Problem details. Exact repetition of every entry is required.

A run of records
▼

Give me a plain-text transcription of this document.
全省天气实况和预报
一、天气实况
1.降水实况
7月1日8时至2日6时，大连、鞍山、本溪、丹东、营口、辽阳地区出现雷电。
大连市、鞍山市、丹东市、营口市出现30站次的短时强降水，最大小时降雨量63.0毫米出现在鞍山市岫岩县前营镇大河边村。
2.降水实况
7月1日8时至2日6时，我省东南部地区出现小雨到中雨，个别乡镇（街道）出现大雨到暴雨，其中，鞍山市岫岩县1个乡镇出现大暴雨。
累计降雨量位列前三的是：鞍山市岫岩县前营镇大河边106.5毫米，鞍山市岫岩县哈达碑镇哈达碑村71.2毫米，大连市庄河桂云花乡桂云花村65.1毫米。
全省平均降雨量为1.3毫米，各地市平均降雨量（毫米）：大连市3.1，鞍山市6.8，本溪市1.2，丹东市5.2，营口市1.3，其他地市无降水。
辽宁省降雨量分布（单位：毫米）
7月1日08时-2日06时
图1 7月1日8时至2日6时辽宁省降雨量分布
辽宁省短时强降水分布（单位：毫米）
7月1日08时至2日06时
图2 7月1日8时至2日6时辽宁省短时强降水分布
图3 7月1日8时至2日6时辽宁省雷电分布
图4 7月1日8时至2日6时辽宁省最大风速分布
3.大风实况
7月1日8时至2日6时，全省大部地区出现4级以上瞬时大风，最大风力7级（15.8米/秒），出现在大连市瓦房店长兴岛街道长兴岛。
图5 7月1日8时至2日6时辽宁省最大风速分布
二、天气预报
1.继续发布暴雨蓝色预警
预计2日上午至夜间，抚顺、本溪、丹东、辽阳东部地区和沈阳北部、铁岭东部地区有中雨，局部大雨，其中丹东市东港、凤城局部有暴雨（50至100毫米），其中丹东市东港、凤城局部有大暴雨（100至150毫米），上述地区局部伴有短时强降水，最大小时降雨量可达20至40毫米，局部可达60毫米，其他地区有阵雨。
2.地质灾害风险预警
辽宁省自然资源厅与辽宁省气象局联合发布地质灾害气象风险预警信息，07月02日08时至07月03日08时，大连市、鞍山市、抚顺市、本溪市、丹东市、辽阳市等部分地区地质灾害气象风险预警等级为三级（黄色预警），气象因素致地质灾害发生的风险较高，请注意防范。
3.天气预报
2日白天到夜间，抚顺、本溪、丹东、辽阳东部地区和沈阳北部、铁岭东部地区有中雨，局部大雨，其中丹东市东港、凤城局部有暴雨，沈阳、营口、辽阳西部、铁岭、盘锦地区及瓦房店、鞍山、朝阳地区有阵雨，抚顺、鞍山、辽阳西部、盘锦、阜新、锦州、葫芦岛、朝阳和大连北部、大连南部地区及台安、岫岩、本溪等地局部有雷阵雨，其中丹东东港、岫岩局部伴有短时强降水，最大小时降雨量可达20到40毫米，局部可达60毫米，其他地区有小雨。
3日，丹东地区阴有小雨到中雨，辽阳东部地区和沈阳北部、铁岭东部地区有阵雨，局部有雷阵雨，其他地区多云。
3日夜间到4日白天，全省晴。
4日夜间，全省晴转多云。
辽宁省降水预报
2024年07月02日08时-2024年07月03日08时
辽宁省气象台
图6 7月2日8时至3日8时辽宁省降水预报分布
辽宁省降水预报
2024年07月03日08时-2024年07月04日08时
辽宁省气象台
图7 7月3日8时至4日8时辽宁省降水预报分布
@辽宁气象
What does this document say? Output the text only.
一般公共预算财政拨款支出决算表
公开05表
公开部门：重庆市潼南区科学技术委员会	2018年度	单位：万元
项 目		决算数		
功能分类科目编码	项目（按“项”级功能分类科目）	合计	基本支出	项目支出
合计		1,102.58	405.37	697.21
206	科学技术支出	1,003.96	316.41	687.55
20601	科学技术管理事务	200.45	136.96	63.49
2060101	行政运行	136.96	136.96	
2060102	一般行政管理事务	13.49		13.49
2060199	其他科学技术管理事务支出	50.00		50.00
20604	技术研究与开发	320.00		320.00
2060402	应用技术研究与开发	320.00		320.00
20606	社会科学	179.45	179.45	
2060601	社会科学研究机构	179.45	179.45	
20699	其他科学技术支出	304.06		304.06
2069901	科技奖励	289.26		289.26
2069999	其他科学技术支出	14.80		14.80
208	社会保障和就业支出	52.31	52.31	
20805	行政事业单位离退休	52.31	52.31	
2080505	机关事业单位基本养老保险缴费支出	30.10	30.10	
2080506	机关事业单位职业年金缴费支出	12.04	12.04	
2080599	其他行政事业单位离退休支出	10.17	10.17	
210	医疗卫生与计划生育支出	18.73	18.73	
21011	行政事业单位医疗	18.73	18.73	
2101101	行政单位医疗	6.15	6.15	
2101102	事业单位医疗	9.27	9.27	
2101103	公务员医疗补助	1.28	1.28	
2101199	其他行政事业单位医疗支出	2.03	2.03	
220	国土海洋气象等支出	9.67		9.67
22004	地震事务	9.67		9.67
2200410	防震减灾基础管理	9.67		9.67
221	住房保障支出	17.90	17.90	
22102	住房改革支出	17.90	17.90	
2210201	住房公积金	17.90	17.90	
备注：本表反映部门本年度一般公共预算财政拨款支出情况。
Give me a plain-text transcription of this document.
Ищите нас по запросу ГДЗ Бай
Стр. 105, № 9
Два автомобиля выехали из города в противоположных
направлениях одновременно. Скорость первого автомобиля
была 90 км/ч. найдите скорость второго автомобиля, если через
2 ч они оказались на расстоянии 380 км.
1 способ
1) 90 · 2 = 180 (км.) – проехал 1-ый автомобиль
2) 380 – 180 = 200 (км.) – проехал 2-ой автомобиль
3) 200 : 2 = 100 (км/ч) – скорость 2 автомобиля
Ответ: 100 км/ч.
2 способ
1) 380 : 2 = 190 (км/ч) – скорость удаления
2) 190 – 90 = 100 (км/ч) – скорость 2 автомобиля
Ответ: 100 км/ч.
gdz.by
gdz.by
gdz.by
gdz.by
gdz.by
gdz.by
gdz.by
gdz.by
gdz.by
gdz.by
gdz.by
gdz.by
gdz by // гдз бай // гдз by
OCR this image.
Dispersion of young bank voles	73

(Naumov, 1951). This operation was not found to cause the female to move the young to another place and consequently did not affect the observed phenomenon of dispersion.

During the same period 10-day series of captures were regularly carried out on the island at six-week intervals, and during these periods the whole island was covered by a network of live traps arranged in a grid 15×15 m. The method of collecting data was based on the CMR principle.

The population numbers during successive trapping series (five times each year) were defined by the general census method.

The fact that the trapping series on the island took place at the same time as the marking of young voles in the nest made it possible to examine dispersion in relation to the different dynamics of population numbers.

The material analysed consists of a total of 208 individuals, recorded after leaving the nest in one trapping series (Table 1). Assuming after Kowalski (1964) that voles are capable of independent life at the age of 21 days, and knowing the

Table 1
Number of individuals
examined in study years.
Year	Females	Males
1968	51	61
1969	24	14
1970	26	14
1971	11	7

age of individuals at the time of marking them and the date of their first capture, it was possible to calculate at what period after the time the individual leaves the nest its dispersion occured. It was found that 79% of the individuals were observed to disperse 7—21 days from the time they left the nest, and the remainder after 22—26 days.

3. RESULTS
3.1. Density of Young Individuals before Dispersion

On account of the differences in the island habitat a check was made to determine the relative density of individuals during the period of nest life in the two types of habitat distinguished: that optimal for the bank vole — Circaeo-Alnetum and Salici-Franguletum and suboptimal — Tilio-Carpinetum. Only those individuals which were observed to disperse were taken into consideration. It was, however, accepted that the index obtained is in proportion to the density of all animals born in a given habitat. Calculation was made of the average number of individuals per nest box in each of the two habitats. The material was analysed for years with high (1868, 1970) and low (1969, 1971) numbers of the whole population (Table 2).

▲

Output below.
Give me a plain-text transcription of this document.
全省天气实况和预报
一、天气实况
1.降水实况
7月1日8时至2日6时，大连、鞍山、本溪、丹东、营口、辽阳地区出现雷电。
大连市、鞍山市、丹东市、营口市出现30站次的短时强降水，最大小时降雨量63.0毫米出现在鞍山市岫岩县前营镇大河边村。
2.降水实况
7月1日8时至2日6时，我省东南部地区出现小雨到中雨，个别乡镇（街道）出现大雨到暴雨，其中，鞍山市岫岩县1个乡镇出现大暴雨。
累计降雨量位列前三的是：鞍山市岫岩县前营镇大河边106.5毫米，鞍山市岫岩县哈达碑镇哈达碑村71.2毫米，大连市庄河桂云花乡桂云花村65.1毫米。
全省平均降雨量为1.3毫米，各地市平均降雨量（毫米）：大连市3.1，鞍山市6.8，本溪市1.2，丹东市5.2，营口市1.3，其他地市无降水。
辽宁省降雨量分布（单位：毫米）
7月1日08时-2日06时
图1 7月1日8时至2日6时辽宁省降雨量分布
辽宁省短时强降水分布（单位：毫米）
7月1日08时至2日06时
图2 7月1日8时至2日6时辽宁省短时强降水分布
图3 7月1日8时至2日6时辽宁省雷电分布
图4 7月1日8时至2日6时辽宁省最大风速分布
3.大风实况
7月1日8时至2日6时，全省大部地区出现4级以上瞬时大风，最大风力7级（15.8米/秒），出现在大连市瓦房店长兴岛街道长兴岛。
图5 7月1日8时至2日6时辽宁省最大风速分布
二、天气预报
1.继续发布暴雨蓝色预警
预计2日上午至夜间，抚顺、本溪、丹东、辽阳东部地区和沈阳北部、铁岭东部地区有中雨，局部大雨，其中丹东市东港、凤城局部有暴雨（50至100毫米），其中丹东市东港、凤城局部有大暴雨（100至150毫米），上述地区局部伴有短时强降水，最大小时降雨量可达20至40毫米，局部可达60毫米，其他地区有阵雨。
2.地质灾害风险预警
辽宁省自然资源厅与辽宁省气象局联合发布地质灾害气象风险预警信息，07月02日08时至07月03日08时，大连市、鞍山市、抚顺市、本溪市、丹东市、辽阳市等部分地区地质灾害气象风险预警等级为三级（黄色预警），气象因素致地质灾害发生的风险较高，请注意防范。
3.天气预报
2日白天到夜间，抚顺、本溪、丹东、辽阳东部地区和沈阳北部、铁岭东部地区有中雨，局部大雨，其中丹东市东港、凤城局部有暴雨，沈阳、营口、辽阳西部、铁岭、盘锦地区及瓦房店、鞍山、朝阳地区有阵雨，抚顺、鞍山、辽阳西部、盘锦、阜新、锦州、葫芦岛、朝阳和大连北部、大连南部地区及台安、岫岩、本溪等地局部有雷阵雨，其中丹东东港、岫岩局部伴有短时强降水，最大小时降雨量可达20到40毫米，局部可达60毫米，其他地区有小雨。
3日，丹东地区阴有小雨到中雨，辽阳东部地区和沈阳北部、铁岭东部地区有阵雨，局部有雷阵雨，其他地区多云。
3日夜间到4日白天，全省晴。
4日夜间，全省晴转多云。
辽宁省降水预报
2024年07月02日08时-2024年07月03日08时
辽宁省气象台
图6 7月2日8时至3日8时辽宁省降水预报分布
辽宁省降水预报
2024年07月03日08时-2024年07月04日08时
辽宁省气象台
图7 7月3日8时至4日8时辽宁省降水预报分布
@辽宁气象
What does this document say? Output the text only.
一般公共预算财政拨款支出决算表
公开05表
公开部门：重庆市潼南区科学技术委员会	2018年度	单位：万元
项 目		决算数		
功能分类科目编码	项目（按“项”级功能分类科目）	合计	基本支出	项目支出
合计		1,102.58	405.37	697.21
206	科学技术支出	1,003.96	316.41	687.55
20601	科学技术管理事务	200.45	136.96	63.49
2060101	行政运行	136.96	136.96	
2060102	一般行政管理事务	13.49		13.49
2060199	其他科学技术管理事务支出	50.00		50.00
20604	技术研究与开发	320.00		320.00
2060402	应用技术研究与开发	320.00		320.00
20606	社会科学	179.45	179.45	
2060601	社会科学研究机构	179.45	179.45	
20699	其他科学技术支出	304.06		304.06
2069901	科技奖励	289.26		289.26
2069999	其他科学技术支出	14.80		14.80
208	社会保障和就业支出	52.31	52.31	
20805	行政事业单位离退休	52.31	52.31	
2080505	机关事业单位基本养老保险缴费支出	30.10	30.10	
2080506	机关事业单位职业年金缴费支出	12.04	12.04	
2080599	其他行政事业单位离退休支出	10.17	10.17	
210	医疗卫生与计划生育支出	18.73	18.73	
21011	行政事业单位医疗	18.73	18.73	
2101101	行政单位医疗	6.15	6.15	
2101102	事业单位医疗	9.27	9.27	
2101103	公务员医疗补助	1.28	1.28	
2101199	其他行政事业单位医疗支出	2.03	2.03	
220	国土海洋气象等支出	9.67		9.67
22004	地震事务	9.67		9.67
2200410	防震减灾基础管理	9.67		9.67
221	住房保障支出	17.90	17.90	
22102	住房改革支出	17.90	17.90	
2210201	住房公积金	17.90	17.90	
备注：本表反映部门本年度一般公共预算财政拨款支出情况。
Give me a plain-text transcription of this document.
Ищите нас по запросу ГДЗ Бай
Стр. 105, № 9
Два автомобиля выехали из города в противоположных
направлениях одновременно. Скорость первого автомобиля
была 90 км/ч. найдите скорость второго автомобиля, если через
2 ч они оказались на расстоянии 380 км.
1 способ
1) 90 · 2 = 180 (км.) – проехал 1-ый автомобиль
2) 380 – 180 = 200 (км.) – проехал 2-ой автомобиль
3) 200 : 2 = 100 (км/ч) – скорость 2 автомобиля
Ответ: 100 км/ч.
2 способ
1) 380 : 2 = 190 (км/ч) – скорость удаления
2) 190 – 90 = 100 (км/ч) – скорость 2 автомобиля
Ответ: 100 км/ч.
gdz.by
gdz.by
gdz.by
gdz.by
gdz.by
gdz.by
gdz.by
gdz.by
gdz.by
gdz.by
gdz.by
gdz.by
gdz by // гдз бай // гдз by
OCR this image.
Dispersion of young bank voles	73

(Naumov, 1951). This operation was not found to cause the female to move the young to another place and consequently did not affect the observed phenomenon of dispersion.

During the same period 10-day series of captures were regularly carried out on the island at six-week intervals, and during these periods the whole island was covered by a network of live traps arranged in a grid 15×15 m. The method of collecting data was based on the CMR principle.

The population numbers during successive trapping series (five times each year) were defined by the general census method.

The fact that the trapping series on the island took place at the same time as the marking of young voles in the nest made it possible to examine dispersion in relation to the different dynamics of population numbers.

The material analysed consists of a total of 208 individuals, recorded after leaving the nest in one trapping series (Table 1). Assuming after Kowalski (1964) that voles are capable of independent life at the age of 21 days, and knowing the

Table 1
Number of individuals
examined in study years.
Year	Females	Males
1968	51	61
1969	24	14
1970	26	14
1971	11	7

age of individuals at the time of marking them and the date of their first capture, it was possible to calculate at what period after the time the individual leaves the nest its dispersion occured. It was found that 79% of the individuals were observed to disperse 7—21 days from the time they left the nest, and the remainder after 22—26 days.

3. RESULTS
3.1. Density of Young Individuals before Dispersion

On account of the differences in the island habitat a check was made to determine the relative density of individuals during the period of nest life in the two types of habitat distinguished: that optimal for the bank vole — Circaeo-Alnetum and Salici-Franguletum and suboptimal — Tilio-Carpinetum. Only those individuals which were observed to disperse were taken into consideration. It was, however, accepted that the index obtained is in proportion to the density of all animals born in a given habitat. Calculation was made of the average number of individuals per nest box in each of the two habitats. The material was analysed for years with high (1868, 1970) and low (1969, 1971) numbers of the whole population (Table 2).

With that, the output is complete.